__Direction__. Produce an exact copy of all the data below, dropping every image.

__Material provided__.
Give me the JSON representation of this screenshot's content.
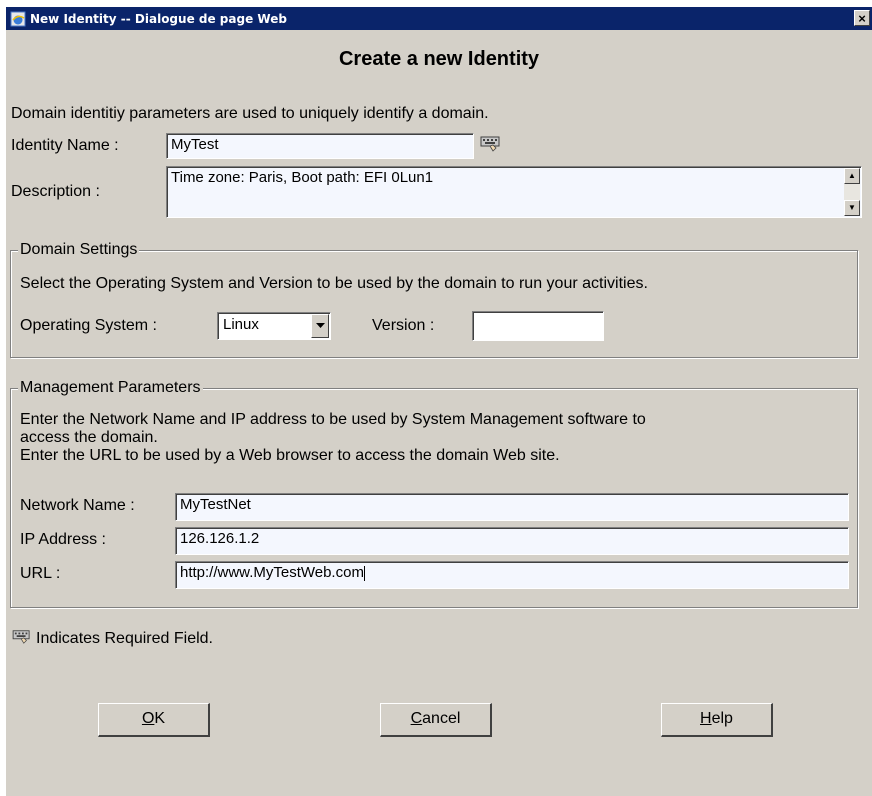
{
  "window": {
    "title": "New Identity -- Dialogue de page Web",
    "close_glyph": "×"
  },
  "heading": "Create a new Identity",
  "intro": "Domain identitiy parameters are used to uniquely identify a domain.",
  "identity": {
    "name_label": "Identity Name :",
    "name_value": "MyTest",
    "description_label": "Description :",
    "description_value": "Time zone: Paris, Boot path: EFI 0Lun1"
  },
  "domain_settings": {
    "legend": "Domain Settings",
    "hint": "Select the Operating System and Version to be used by the domain to run your activities.",
    "os_label": "Operating System :",
    "os_value": "Linux",
    "version_label": "Version :",
    "version_value": ""
  },
  "management": {
    "legend": "Management Parameters",
    "hint_line1": "Enter the Network Name and IP address to be used by System Management software to",
    "hint_line2": "access the domain.",
    "hint_line3": "Enter the URL to be used by a Web browser to access the domain Web site.",
    "network_label": "Network Name :",
    "network_value": "MyTestNet",
    "ip_label": "IP Address :",
    "ip_value": "126.126.1.2",
    "url_label": "URL :",
    "url_value": "http://www.MyTestWeb.com"
  },
  "required_note": "Indicates Required Field.",
  "buttons": {
    "ok_mnemonic": "O",
    "ok_rest": "K",
    "cancel_mnemonic": "C",
    "cancel_rest": "ancel",
    "help_mnemonic": "H",
    "help_rest": "elp"
  },
  "icons": {
    "title": "ie-page-icon",
    "required": "keyboard-hand-icon",
    "dropdown": "chevron-down-icon"
  }
}
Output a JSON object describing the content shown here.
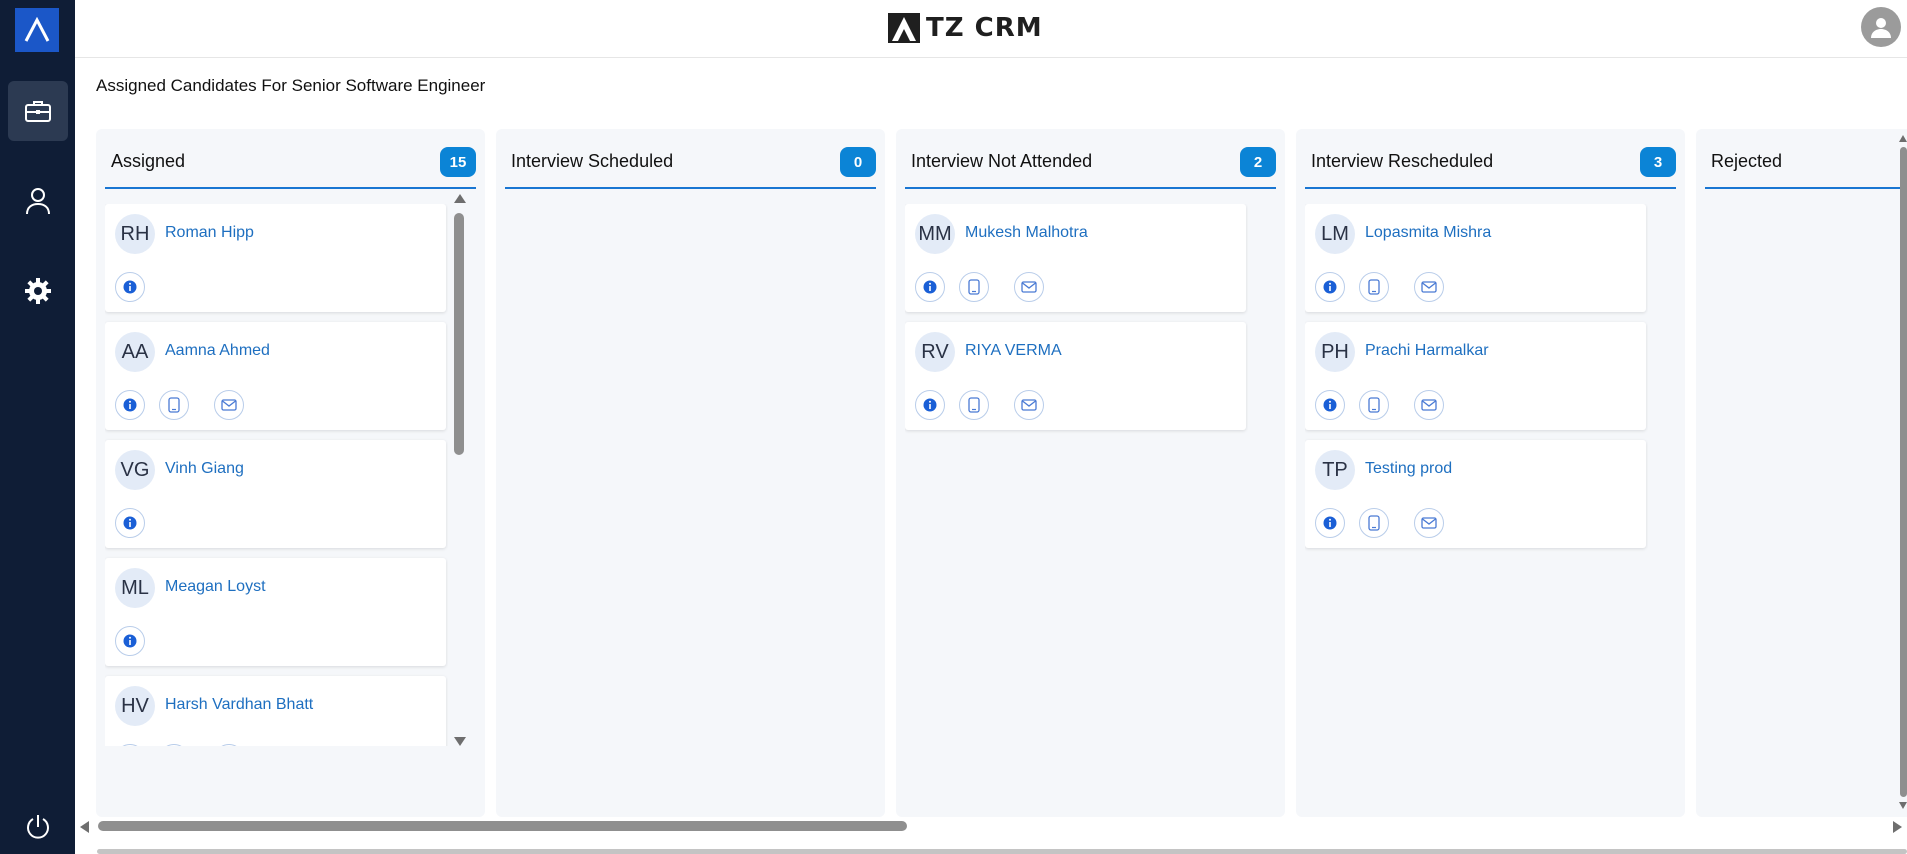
{
  "app": {
    "brand": "TZ CRM"
  },
  "page": {
    "title": "Assigned Candidates For Senior Software Engineer"
  },
  "colors": {
    "sidebar": "#0f1d36",
    "accent": "#1976d2",
    "badge": "#0b84d6",
    "link": "#1e6fc0"
  },
  "columns": [
    {
      "title": "Assigned",
      "count": "15",
      "cards": [
        {
          "initials": "RH",
          "name": "Roman Hipp",
          "actions": [
            "info"
          ]
        },
        {
          "initials": "AA",
          "name": "Aamna Ahmed",
          "actions": [
            "info",
            "phone",
            "mail"
          ]
        },
        {
          "initials": "VG",
          "name": "Vinh Giang",
          "actions": [
            "info"
          ]
        },
        {
          "initials": "ML",
          "name": "Meagan Loyst",
          "actions": [
            "info"
          ]
        },
        {
          "initials": "HV",
          "name": "Harsh Vardhan Bhatt",
          "actions": [
            "info",
            "phone",
            "mail"
          ]
        }
      ]
    },
    {
      "title": "Interview Scheduled",
      "count": "0",
      "cards": []
    },
    {
      "title": "Interview Not Attended",
      "count": "2",
      "cards": [
        {
          "initials": "MM",
          "name": "Mukesh Malhotra",
          "actions": [
            "info",
            "phone",
            "mail"
          ]
        },
        {
          "initials": "RV",
          "name": "RIYA VERMA",
          "actions": [
            "info",
            "phone",
            "mail"
          ]
        }
      ]
    },
    {
      "title": "Interview Rescheduled",
      "count": "3",
      "cards": [
        {
          "initials": "LM",
          "name": "Lopasmita Mishra",
          "actions": [
            "info",
            "phone",
            "mail"
          ]
        },
        {
          "initials": "PH",
          "name": "Prachi Harmalkar",
          "actions": [
            "info",
            "phone",
            "mail"
          ]
        },
        {
          "initials": "TP",
          "name": "Testing prod",
          "actions": [
            "info",
            "phone",
            "mail"
          ]
        }
      ]
    },
    {
      "title": "Rejected",
      "count": "",
      "cards": []
    }
  ]
}
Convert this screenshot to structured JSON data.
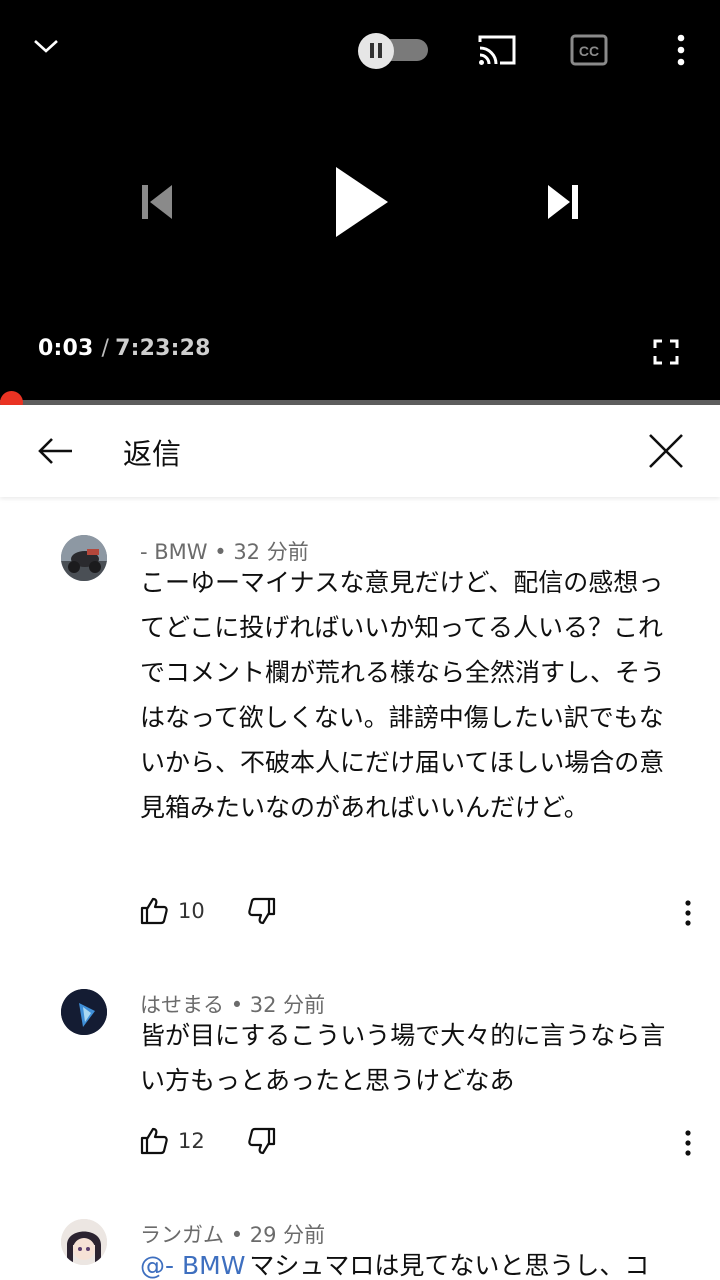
{
  "player": {
    "current_time": "0:03",
    "separator": "/",
    "duration": "7:23:28",
    "progress": 0.0001,
    "autoplay_on": false,
    "icons": {
      "collapse": "chevron-down-icon",
      "autoplay": "autoplay-toggle-icon",
      "cast": "cast-icon",
      "captions": "captions-icon",
      "more": "more-vert-icon",
      "previous": "skip-previous-icon",
      "play": "play-icon",
      "next": "skip-next-icon",
      "fullscreen": "fullscreen-icon"
    }
  },
  "reply_panel": {
    "title": "返信",
    "back_icon": "arrow-back-icon",
    "close_icon": "close-icon"
  },
  "comments": [
    {
      "author": "- BMW",
      "age": "32 分前",
      "mention": "",
      "text": "こーゆーマイナスな意見だけど、配信の感想ってどこに投げればいいか知ってる人いる？これでコメント欄が荒れる様なら全然消すし、そうはなって欲しくない。誹謗中傷したい訳でもないから、不破本人にだけ届いてほしい場合の意見箱みたいなのがあればいいんだけど。",
      "likes": "10"
    },
    {
      "author": "はせまる",
      "age": "32 分前",
      "mention": "",
      "text": "皆が目にするこういう場で大々的に言うなら言い方もっとあったと思うけどなあ",
      "likes": "12"
    },
    {
      "author": "ランガム",
      "age": "29 分前",
      "mention": "@- BMW",
      "text": "マシュマロは見てないと思うし、コ",
      "likes": ""
    }
  ],
  "meta_separator": "•",
  "colors": {
    "progress": "#ff0000",
    "mention": "#3e6fbf",
    "meta": "#6b6b6b"
  }
}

__Complete response__.
Give me the JSON representation of this screenshot's content.
{
  "window": {
    "title": "New Identity -- Dialogue de page Web",
    "close_glyph": "×"
  },
  "heading": "Create a new Identity",
  "intro": "Domain identitiy parameters are used to uniquely identify a domain.",
  "identity": {
    "name_label": "Identity Name :",
    "name_value": "MyTest",
    "description_label": "Description :",
    "description_value": "Time zone: Paris, Boot path: EFI 0Lun1"
  },
  "domain_settings": {
    "legend": "Domain Settings",
    "hint": "Select the Operating System and Version to be used by the domain to run your activities.",
    "os_label": "Operating System :",
    "os_value": "Linux",
    "version_label": "Version :",
    "version_value": ""
  },
  "management": {
    "legend": "Management Parameters",
    "hint_line1": "Enter the Network Name and IP address to be used by System Management software to",
    "hint_line2": "access the domain.",
    "hint_line3": "Enter the URL to be used by a Web browser to access the domain Web site.",
    "network_label": "Network Name :",
    "network_value": "MyTestNet",
    "ip_label": "IP Address :",
    "ip_value": "126.126.1.2",
    "url_label": "URL :",
    "url_value": "http://www.MyTestWeb.com"
  },
  "required_note": "Indicates Required Field.",
  "buttons": {
    "ok_mnemonic": "O",
    "ok_rest": "K",
    "cancel_mnemonic": "C",
    "cancel_rest": "ancel",
    "help_mnemonic": "H",
    "help_rest": "elp"
  },
  "icons": {
    "title": "ie-page-icon",
    "required": "keyboard-hand-icon",
    "dropdown": "chevron-down-icon"
  }
}
Output a JSON object describing the content shown here.
{
  "app": {
    "brand": "TZ CRM"
  },
  "page": {
    "title": "Assigned Candidates For Senior Software Engineer"
  },
  "colors": {
    "sidebar": "#0f1d36",
    "accent": "#1976d2",
    "badge": "#0b84d6",
    "link": "#1e6fc0"
  },
  "columns": [
    {
      "title": "Assigned",
      "count": "15",
      "cards": [
        {
          "initials": "RH",
          "name": "Roman Hipp",
          "actions": [
            "info"
          ]
        },
        {
          "initials": "AA",
          "name": "Aamna Ahmed",
          "actions": [
            "info",
            "phone",
            "mail"
          ]
        },
        {
          "initials": "VG",
          "name": "Vinh Giang",
          "actions": [
            "info"
          ]
        },
        {
          "initials": "ML",
          "name": "Meagan Loyst",
          "actions": [
            "info"
          ]
        },
        {
          "initials": "HV",
          "name": "Harsh Vardhan Bhatt",
          "actions": [
            "info",
            "phone",
            "mail"
          ]
        }
      ]
    },
    {
      "title": "Interview Scheduled",
      "count": "0",
      "cards": []
    },
    {
      "title": "Interview Not Attended",
      "count": "2",
      "cards": [
        {
          "initials": "MM",
          "name": "Mukesh Malhotra",
          "actions": [
            "info",
            "phone",
            "mail"
          ]
        },
        {
          "initials": "RV",
          "name": "RIYA VERMA",
          "actions": [
            "info",
            "phone",
            "mail"
          ]
        }
      ]
    },
    {
      "title": "Interview Rescheduled",
      "count": "3",
      "cards": [
        {
          "initials": "LM",
          "name": "Lopasmita Mishra",
          "actions": [
            "info",
            "phone",
            "mail"
          ]
        },
        {
          "initials": "PH",
          "name": "Prachi Harmalkar",
          "actions": [
            "info",
            "phone",
            "mail"
          ]
        },
        {
          "initials": "TP",
          "name": "Testing prod",
          "actions": [
            "info",
            "phone",
            "mail"
          ]
        }
      ]
    },
    {
      "title": "Rejected",
      "count": "",
      "cards": []
    }
  ]
}
Convert this screenshot to structured JSON data.
{
  "player": {
    "current_time": "0:03",
    "separator": "/",
    "duration": "7:23:28",
    "progress": 0.0001,
    "autoplay_on": false,
    "icons": {
      "collapse": "chevron-down-icon",
      "autoplay": "autoplay-toggle-icon",
      "cast": "cast-icon",
      "captions": "captions-icon",
      "more": "more-vert-icon",
      "previous": "skip-previous-icon",
      "play": "play-icon",
      "next": "skip-next-icon",
      "fullscreen": "fullscreen-icon"
    }
  },
  "reply_panel": {
    "title": "返信",
    "back_icon": "arrow-back-icon",
    "close_icon": "close-icon"
  },
  "comments": [
    {
      "author": "- BMW",
      "age": "32 分前",
      "mention": "",
      "text": "こーゆーマイナスな意見だけど、配信の感想ってどこに投げればいいか知ってる人いる？これでコメント欄が荒れる様なら全然消すし、そうはなって欲しくない。誹謗中傷したい訳でもないから、不破本人にだけ届いてほしい場合の意見箱みたいなのがあればいいんだけど。",
      "likes": "10"
    },
    {
      "author": "はせまる",
      "age": "32 分前",
      "mention": "",
      "text": "皆が目にするこういう場で大々的に言うなら言い方もっとあったと思うけどなあ",
      "likes": "12"
    },
    {
      "author": "ランガム",
      "age": "29 分前",
      "mention": "@- BMW",
      "text": "マシュマロは見てないと思うし、コ",
      "likes": ""
    }
  ],
  "meta_separator": "•",
  "colors": {
    "progress": "#ff0000",
    "mention": "#3e6fbf",
    "meta": "#6b6b6b"
  }
}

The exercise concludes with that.